● **TASK DETAILS**:
Only the pictures are to be left out; set down the rest of the records exactly.

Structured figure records

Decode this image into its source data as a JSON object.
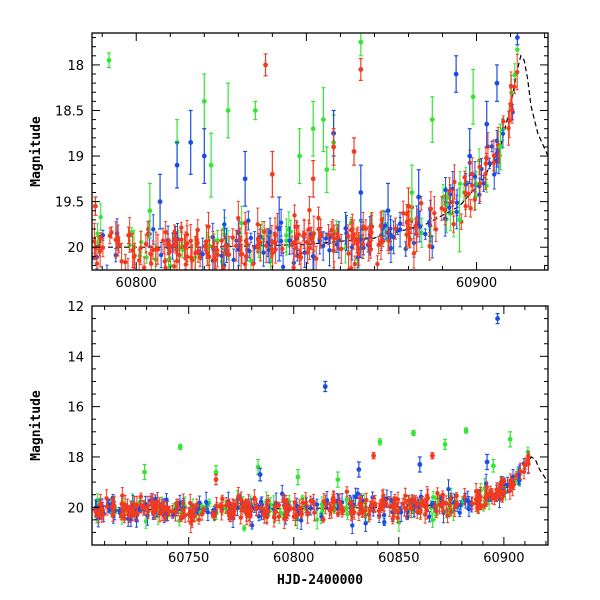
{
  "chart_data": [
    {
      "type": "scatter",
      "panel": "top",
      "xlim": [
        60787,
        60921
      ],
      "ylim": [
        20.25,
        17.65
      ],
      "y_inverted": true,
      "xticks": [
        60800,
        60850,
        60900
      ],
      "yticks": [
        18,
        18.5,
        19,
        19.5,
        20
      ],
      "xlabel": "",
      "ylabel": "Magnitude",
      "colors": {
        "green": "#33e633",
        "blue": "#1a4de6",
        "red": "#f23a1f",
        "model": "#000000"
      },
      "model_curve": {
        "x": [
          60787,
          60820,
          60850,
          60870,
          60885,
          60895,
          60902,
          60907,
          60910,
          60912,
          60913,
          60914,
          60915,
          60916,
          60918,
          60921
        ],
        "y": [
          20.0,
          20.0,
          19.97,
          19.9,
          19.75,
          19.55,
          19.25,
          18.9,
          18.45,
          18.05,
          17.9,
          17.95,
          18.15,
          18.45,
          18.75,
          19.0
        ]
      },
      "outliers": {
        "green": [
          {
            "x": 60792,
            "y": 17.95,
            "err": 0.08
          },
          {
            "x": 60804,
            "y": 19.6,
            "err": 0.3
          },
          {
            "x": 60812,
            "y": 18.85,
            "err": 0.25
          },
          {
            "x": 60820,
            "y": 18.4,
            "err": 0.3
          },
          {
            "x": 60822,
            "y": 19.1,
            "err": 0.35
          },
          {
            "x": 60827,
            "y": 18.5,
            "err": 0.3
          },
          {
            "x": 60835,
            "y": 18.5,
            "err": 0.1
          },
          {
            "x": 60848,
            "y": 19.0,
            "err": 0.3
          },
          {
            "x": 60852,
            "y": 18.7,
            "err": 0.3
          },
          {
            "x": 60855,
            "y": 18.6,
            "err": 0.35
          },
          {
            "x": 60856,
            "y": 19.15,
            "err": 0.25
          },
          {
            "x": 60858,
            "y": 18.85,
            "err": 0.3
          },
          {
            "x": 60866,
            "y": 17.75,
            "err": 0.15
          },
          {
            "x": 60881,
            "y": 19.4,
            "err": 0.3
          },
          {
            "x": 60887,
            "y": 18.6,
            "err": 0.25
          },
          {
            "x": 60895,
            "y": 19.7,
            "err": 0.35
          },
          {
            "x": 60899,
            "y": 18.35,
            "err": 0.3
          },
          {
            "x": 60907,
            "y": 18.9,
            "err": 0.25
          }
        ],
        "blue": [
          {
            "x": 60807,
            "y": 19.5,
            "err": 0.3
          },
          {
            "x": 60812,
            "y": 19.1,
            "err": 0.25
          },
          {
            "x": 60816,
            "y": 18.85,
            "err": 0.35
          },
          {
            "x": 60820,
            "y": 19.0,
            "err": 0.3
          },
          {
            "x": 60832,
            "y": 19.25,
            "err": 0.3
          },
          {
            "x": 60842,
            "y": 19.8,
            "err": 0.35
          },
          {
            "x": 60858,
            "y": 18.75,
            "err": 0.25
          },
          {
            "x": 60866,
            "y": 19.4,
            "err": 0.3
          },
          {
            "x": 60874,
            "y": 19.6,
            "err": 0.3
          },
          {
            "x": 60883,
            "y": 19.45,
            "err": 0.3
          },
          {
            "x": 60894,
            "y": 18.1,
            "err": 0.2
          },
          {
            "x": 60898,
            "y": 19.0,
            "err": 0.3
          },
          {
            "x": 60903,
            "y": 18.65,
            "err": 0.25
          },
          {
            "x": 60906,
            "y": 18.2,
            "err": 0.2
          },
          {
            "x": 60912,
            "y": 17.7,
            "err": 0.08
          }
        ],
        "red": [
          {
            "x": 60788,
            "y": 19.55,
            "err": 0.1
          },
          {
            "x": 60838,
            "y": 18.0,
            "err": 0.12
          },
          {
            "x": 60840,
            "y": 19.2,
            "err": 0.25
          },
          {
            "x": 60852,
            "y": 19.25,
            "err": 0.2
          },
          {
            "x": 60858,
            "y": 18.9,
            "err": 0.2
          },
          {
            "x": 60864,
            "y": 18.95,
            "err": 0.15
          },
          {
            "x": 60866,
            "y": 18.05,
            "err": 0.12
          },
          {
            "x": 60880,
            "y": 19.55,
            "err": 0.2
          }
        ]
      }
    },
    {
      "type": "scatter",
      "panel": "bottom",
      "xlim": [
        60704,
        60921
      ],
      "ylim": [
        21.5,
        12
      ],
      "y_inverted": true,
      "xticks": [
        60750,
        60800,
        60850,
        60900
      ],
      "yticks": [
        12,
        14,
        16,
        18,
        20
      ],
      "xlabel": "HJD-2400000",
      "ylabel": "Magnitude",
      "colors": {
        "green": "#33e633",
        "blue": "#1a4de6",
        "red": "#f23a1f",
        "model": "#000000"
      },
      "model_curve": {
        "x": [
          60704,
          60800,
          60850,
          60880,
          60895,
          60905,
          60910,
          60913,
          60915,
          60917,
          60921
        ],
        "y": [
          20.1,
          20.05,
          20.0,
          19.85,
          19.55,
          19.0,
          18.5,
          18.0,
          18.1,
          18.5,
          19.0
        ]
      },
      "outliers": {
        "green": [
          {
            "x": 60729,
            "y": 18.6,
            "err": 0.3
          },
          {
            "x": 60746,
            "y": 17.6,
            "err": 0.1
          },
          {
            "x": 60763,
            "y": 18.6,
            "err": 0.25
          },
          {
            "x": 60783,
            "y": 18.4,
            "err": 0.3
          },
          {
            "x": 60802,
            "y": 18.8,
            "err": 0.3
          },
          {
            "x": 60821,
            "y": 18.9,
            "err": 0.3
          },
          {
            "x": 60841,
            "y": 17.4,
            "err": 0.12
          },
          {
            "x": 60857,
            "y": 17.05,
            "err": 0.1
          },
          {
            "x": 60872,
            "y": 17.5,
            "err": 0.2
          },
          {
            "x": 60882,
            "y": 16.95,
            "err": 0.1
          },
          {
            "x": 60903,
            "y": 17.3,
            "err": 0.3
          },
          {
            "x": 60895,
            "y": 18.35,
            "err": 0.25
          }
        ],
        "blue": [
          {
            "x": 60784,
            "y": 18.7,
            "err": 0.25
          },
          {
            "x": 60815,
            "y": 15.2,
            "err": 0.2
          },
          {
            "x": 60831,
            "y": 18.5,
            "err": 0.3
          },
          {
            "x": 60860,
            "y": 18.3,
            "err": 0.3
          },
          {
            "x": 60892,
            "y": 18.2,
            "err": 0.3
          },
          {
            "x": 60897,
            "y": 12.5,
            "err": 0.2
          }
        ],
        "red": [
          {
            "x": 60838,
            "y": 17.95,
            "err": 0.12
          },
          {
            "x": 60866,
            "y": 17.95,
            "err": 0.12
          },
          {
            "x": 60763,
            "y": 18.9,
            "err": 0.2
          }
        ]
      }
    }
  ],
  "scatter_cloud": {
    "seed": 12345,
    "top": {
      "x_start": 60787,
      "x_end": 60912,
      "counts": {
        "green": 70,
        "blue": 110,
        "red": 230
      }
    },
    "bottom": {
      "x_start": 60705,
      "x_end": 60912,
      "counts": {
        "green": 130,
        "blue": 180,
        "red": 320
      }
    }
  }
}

● **RESULT OF THIS EXERCISE**:
Decode this image into its source data as a JSON object.
{
  "chart_data": [
    {
      "type": "scatter",
      "panel": "top",
      "xlim": [
        60787,
        60921
      ],
      "ylim": [
        20.25,
        17.65
      ],
      "y_inverted": true,
      "xticks": [
        60800,
        60850,
        60900
      ],
      "yticks": [
        18,
        18.5,
        19,
        19.5,
        20
      ],
      "xlabel": "",
      "ylabel": "Magnitude",
      "colors": {
        "green": "#33e633",
        "blue": "#1a4de6",
        "red": "#f23a1f",
        "model": "#000000"
      },
      "model_curve": {
        "x": [
          60787,
          60820,
          60850,
          60870,
          60885,
          60895,
          60902,
          60907,
          60910,
          60912,
          60913,
          60914,
          60915,
          60916,
          60918,
          60921
        ],
        "y": [
          20.0,
          20.0,
          19.97,
          19.9,
          19.75,
          19.55,
          19.25,
          18.9,
          18.45,
          18.05,
          17.9,
          17.95,
          18.15,
          18.45,
          18.75,
          19.0
        ]
      },
      "outliers": {
        "green": [
          {
            "x": 60792,
            "y": 17.95,
            "err": 0.08
          },
          {
            "x": 60804,
            "y": 19.6,
            "err": 0.3
          },
          {
            "x": 60812,
            "y": 18.85,
            "err": 0.25
          },
          {
            "x": 60820,
            "y": 18.4,
            "err": 0.3
          },
          {
            "x": 60822,
            "y": 19.1,
            "err": 0.35
          },
          {
            "x": 60827,
            "y": 18.5,
            "err": 0.3
          },
          {
            "x": 60835,
            "y": 18.5,
            "err": 0.1
          },
          {
            "x": 60848,
            "y": 19.0,
            "err": 0.3
          },
          {
            "x": 60852,
            "y": 18.7,
            "err": 0.3
          },
          {
            "x": 60855,
            "y": 18.6,
            "err": 0.35
          },
          {
            "x": 60856,
            "y": 19.15,
            "err": 0.25
          },
          {
            "x": 60858,
            "y": 18.85,
            "err": 0.3
          },
          {
            "x": 60866,
            "y": 17.75,
            "err": 0.15
          },
          {
            "x": 60881,
            "y": 19.4,
            "err": 0.3
          },
          {
            "x": 60887,
            "y": 18.6,
            "err": 0.25
          },
          {
            "x": 60895,
            "y": 19.7,
            "err": 0.35
          },
          {
            "x": 60899,
            "y": 18.35,
            "err": 0.3
          },
          {
            "x": 60907,
            "y": 18.9,
            "err": 0.25
          }
        ],
        "blue": [
          {
            "x": 60807,
            "y": 19.5,
            "err": 0.3
          },
          {
            "x": 60812,
            "y": 19.1,
            "err": 0.25
          },
          {
            "x": 60816,
            "y": 18.85,
            "err": 0.35
          },
          {
            "x": 60820,
            "y": 19.0,
            "err": 0.3
          },
          {
            "x": 60832,
            "y": 19.25,
            "err": 0.3
          },
          {
            "x": 60842,
            "y": 19.8,
            "err": 0.35
          },
          {
            "x": 60858,
            "y": 18.75,
            "err": 0.25
          },
          {
            "x": 60866,
            "y": 19.4,
            "err": 0.3
          },
          {
            "x": 60874,
            "y": 19.6,
            "err": 0.3
          },
          {
            "x": 60883,
            "y": 19.45,
            "err": 0.3
          },
          {
            "x": 60894,
            "y": 18.1,
            "err": 0.2
          },
          {
            "x": 60898,
            "y": 19.0,
            "err": 0.3
          },
          {
            "x": 60903,
            "y": 18.65,
            "err": 0.25
          },
          {
            "x": 60906,
            "y": 18.2,
            "err": 0.2
          },
          {
            "x": 60912,
            "y": 17.7,
            "err": 0.08
          }
        ],
        "red": [
          {
            "x": 60788,
            "y": 19.55,
            "err": 0.1
          },
          {
            "x": 60838,
            "y": 18.0,
            "err": 0.12
          },
          {
            "x": 60840,
            "y": 19.2,
            "err": 0.25
          },
          {
            "x": 60852,
            "y": 19.25,
            "err": 0.2
          },
          {
            "x": 60858,
            "y": 18.9,
            "err": 0.2
          },
          {
            "x": 60864,
            "y": 18.95,
            "err": 0.15
          },
          {
            "x": 60866,
            "y": 18.05,
            "err": 0.12
          },
          {
            "x": 60880,
            "y": 19.55,
            "err": 0.2
          }
        ]
      }
    },
    {
      "type": "scatter",
      "panel": "bottom",
      "xlim": [
        60704,
        60921
      ],
      "ylim": [
        21.5,
        12
      ],
      "y_inverted": true,
      "xticks": [
        60750,
        60800,
        60850,
        60900
      ],
      "yticks": [
        12,
        14,
        16,
        18,
        20
      ],
      "xlabel": "HJD-2400000",
      "ylabel": "Magnitude",
      "colors": {
        "green": "#33e633",
        "blue": "#1a4de6",
        "red": "#f23a1f",
        "model": "#000000"
      },
      "model_curve": {
        "x": [
          60704,
          60800,
          60850,
          60880,
          60895,
          60905,
          60910,
          60913,
          60915,
          60917,
          60921
        ],
        "y": [
          20.1,
          20.05,
          20.0,
          19.85,
          19.55,
          19.0,
          18.5,
          18.0,
          18.1,
          18.5,
          19.0
        ]
      },
      "outliers": {
        "green": [
          {
            "x": 60729,
            "y": 18.6,
            "err": 0.3
          },
          {
            "x": 60746,
            "y": 17.6,
            "err": 0.1
          },
          {
            "x": 60763,
            "y": 18.6,
            "err": 0.25
          },
          {
            "x": 60783,
            "y": 18.4,
            "err": 0.3
          },
          {
            "x": 60802,
            "y": 18.8,
            "err": 0.3
          },
          {
            "x": 60821,
            "y": 18.9,
            "err": 0.3
          },
          {
            "x": 60841,
            "y": 17.4,
            "err": 0.12
          },
          {
            "x": 60857,
            "y": 17.05,
            "err": 0.1
          },
          {
            "x": 60872,
            "y": 17.5,
            "err": 0.2
          },
          {
            "x": 60882,
            "y": 16.95,
            "err": 0.1
          },
          {
            "x": 60903,
            "y": 17.3,
            "err": 0.3
          },
          {
            "x": 60895,
            "y": 18.35,
            "err": 0.25
          }
        ],
        "blue": [
          {
            "x": 60784,
            "y": 18.7,
            "err": 0.25
          },
          {
            "x": 60815,
            "y": 15.2,
            "err": 0.2
          },
          {
            "x": 60831,
            "y": 18.5,
            "err": 0.3
          },
          {
            "x": 60860,
            "y": 18.3,
            "err": 0.3
          },
          {
            "x": 60892,
            "y": 18.2,
            "err": 0.3
          },
          {
            "x": 60897,
            "y": 12.5,
            "err": 0.2
          }
        ],
        "red": [
          {
            "x": 60838,
            "y": 17.95,
            "err": 0.12
          },
          {
            "x": 60866,
            "y": 17.95,
            "err": 0.12
          },
          {
            "x": 60763,
            "y": 18.9,
            "err": 0.2
          }
        ]
      }
    }
  ],
  "scatter_cloud": {
    "seed": 12345,
    "top": {
      "x_start": 60787,
      "x_end": 60912,
      "counts": {
        "green": 70,
        "blue": 110,
        "red": 230
      }
    },
    "bottom": {
      "x_start": 60705,
      "x_end": 60912,
      "counts": {
        "green": 130,
        "blue": 180,
        "red": 320
      }
    }
  }
}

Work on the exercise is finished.